_What to work on_: Go through the lines below. Copy those with "title".

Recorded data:

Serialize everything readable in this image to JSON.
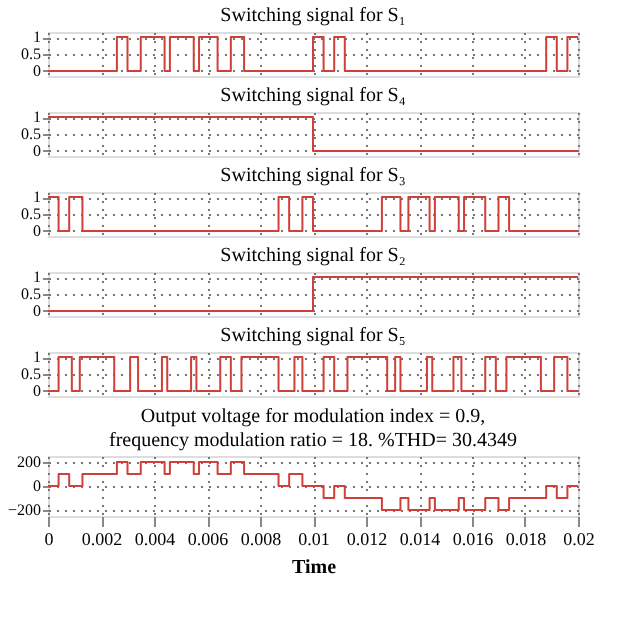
{
  "chart_data": [
    {
      "type": "step",
      "title": "Switching signal for S₁",
      "color": "#d0403a",
      "x": [
        0,
        0.0026,
        0.003,
        0.0035,
        0.0044,
        0.0046,
        0.0055,
        0.0057,
        0.0064,
        0.0069,
        0.0074,
        0.01,
        0.0104,
        0.0108,
        0.0112,
        0.0188,
        0.0192,
        0.0196,
        0.02
      ],
      "values": [
        0,
        1,
        0,
        1,
        0,
        1,
        0,
        1,
        0,
        1,
        0,
        1,
        0,
        1,
        0,
        1,
        0,
        1,
        1
      ],
      "xlim": [
        0,
        0.02
      ],
      "xticks": [
        0,
        0.002,
        0.004,
        0.006,
        0.008,
        0.01,
        0.012,
        0.014,
        0.016,
        0.018,
        0.02
      ],
      "ylim": [
        -0.15,
        1.15
      ],
      "yticks": [
        0,
        0.5,
        1
      ],
      "grid": true,
      "tick_labels": "y"
    },
    {
      "type": "step",
      "title": "Switching signal for S₄",
      "color": "#d0403a",
      "x": [
        0,
        0.01,
        0.02
      ],
      "values": [
        1,
        0,
        0
      ],
      "xlim": [
        0,
        0.02
      ],
      "xticks": [
        0,
        0.002,
        0.004,
        0.006,
        0.008,
        0.01,
        0.012,
        0.014,
        0.016,
        0.018,
        0.02
      ],
      "ylim": [
        -0.15,
        1.15
      ],
      "yticks": [
        0,
        0.5,
        1
      ],
      "grid": true,
      "tick_labels": "y"
    },
    {
      "type": "step",
      "title": "Switching signal for S₃",
      "color": "#d0403a",
      "x": [
        0,
        0.0004,
        0.0008,
        0.0013,
        0.0087,
        0.0091,
        0.0096,
        0.01,
        0.0126,
        0.0133,
        0.0136,
        0.0144,
        0.0146,
        0.0155,
        0.0157,
        0.0165,
        0.017,
        0.0174,
        0.02
      ],
      "values": [
        1,
        0,
        1,
        0,
        1,
        0,
        1,
        0,
        1,
        0,
        1,
        0,
        1,
        0,
        1,
        0,
        1,
        0,
        0
      ],
      "xlim": [
        0,
        0.02
      ],
      "xticks": [
        0,
        0.002,
        0.004,
        0.006,
        0.008,
        0.01,
        0.012,
        0.014,
        0.016,
        0.018,
        0.02
      ],
      "ylim": [
        -0.15,
        1.15
      ],
      "yticks": [
        0,
        0.5,
        1
      ],
      "grid": true,
      "tick_labels": "y"
    },
    {
      "type": "step",
      "title": "Switching signal for S₂",
      "color": "#d0403a",
      "x": [
        0,
        0.01,
        0.02
      ],
      "values": [
        0,
        1,
        1
      ],
      "xlim": [
        0,
        0.02
      ],
      "xticks": [
        0,
        0.002,
        0.004,
        0.006,
        0.008,
        0.01,
        0.012,
        0.014,
        0.016,
        0.018,
        0.02
      ],
      "ylim": [
        -0.15,
        1.15
      ],
      "yticks": [
        0,
        0.5,
        1
      ],
      "grid": true,
      "tick_labels": "y"
    },
    {
      "type": "step",
      "title": "Switching signal for S₅",
      "color": "#d0403a",
      "x": [
        0,
        0.0004,
        0.0009,
        0.0012,
        0.0025,
        0.0031,
        0.0034,
        0.0043,
        0.0045,
        0.0054,
        0.0056,
        0.0065,
        0.0069,
        0.0073,
        0.0087,
        0.0093,
        0.0096,
        0.0104,
        0.0108,
        0.0113,
        0.0128,
        0.0131,
        0.0133,
        0.0143,
        0.0145,
        0.0153,
        0.0156,
        0.0165,
        0.0169,
        0.0173,
        0.0186,
        0.0191,
        0.0196,
        0.02
      ],
      "values": [
        0,
        1,
        0,
        1,
        0,
        1,
        0,
        1,
        0,
        1,
        0,
        1,
        0,
        1,
        0,
        1,
        0,
        1,
        0,
        1,
        0,
        1,
        0,
        1,
        0,
        1,
        0,
        1,
        0,
        1,
        0,
        1,
        0,
        0
      ],
      "xlim": [
        0,
        0.02
      ],
      "xticks": [
        0,
        0.002,
        0.004,
        0.006,
        0.008,
        0.01,
        0.012,
        0.014,
        0.016,
        0.018,
        0.02
      ],
      "ylim": [
        -0.15,
        1.15
      ],
      "yticks": [
        0,
        0.5,
        1
      ],
      "grid": true,
      "tick_labels": "y"
    },
    {
      "type": "step",
      "title": "Output voltage for modulation index = 0.9, frequency modulation ratio = 18. %THD= 30.4349",
      "xlabel": "Time",
      "color": "#d0403a",
      "x": [
        0,
        0.0004,
        0.0008,
        0.0013,
        0.0026,
        0.003,
        0.0035,
        0.0044,
        0.0046,
        0.0055,
        0.0057,
        0.0064,
        0.0069,
        0.0074,
        0.0087,
        0.0091,
        0.0096,
        0.01,
        0.0104,
        0.0108,
        0.0112,
        0.0126,
        0.0133,
        0.0136,
        0.0144,
        0.0146,
        0.0155,
        0.0157,
        0.0165,
        0.017,
        0.0174,
        0.0188,
        0.0192,
        0.0196,
        0.02
      ],
      "values": [
        0,
        100,
        0,
        100,
        200,
        100,
        200,
        100,
        200,
        100,
        200,
        100,
        200,
        100,
        0,
        100,
        0,
        0,
        -100,
        0,
        -100,
        -200,
        -100,
        -200,
        -100,
        -200,
        -100,
        -200,
        -100,
        -200,
        -100,
        0,
        -100,
        0,
        0
      ],
      "xlim": [
        0,
        0.02
      ],
      "xticks": [
        0,
        0.002,
        0.004,
        0.006,
        0.008,
        0.01,
        0.012,
        0.014,
        0.016,
        0.018,
        0.02
      ],
      "ylim": [
        -250,
        250
      ],
      "yticks": [
        -200,
        0,
        200
      ],
      "grid": true
    }
  ]
}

_Exercise answer_:
      "title": "Switching signal for S₁",
      "title": "Switching signal for S₄",
      "title": "Switching signal for S₃",
      "title": "Switching signal for S₂",
      "title": "Switching signal for S₅",
      "title": "Output voltage for modulation index = 0.9, frequency modulation ratio = 18. %THD= 30.4349",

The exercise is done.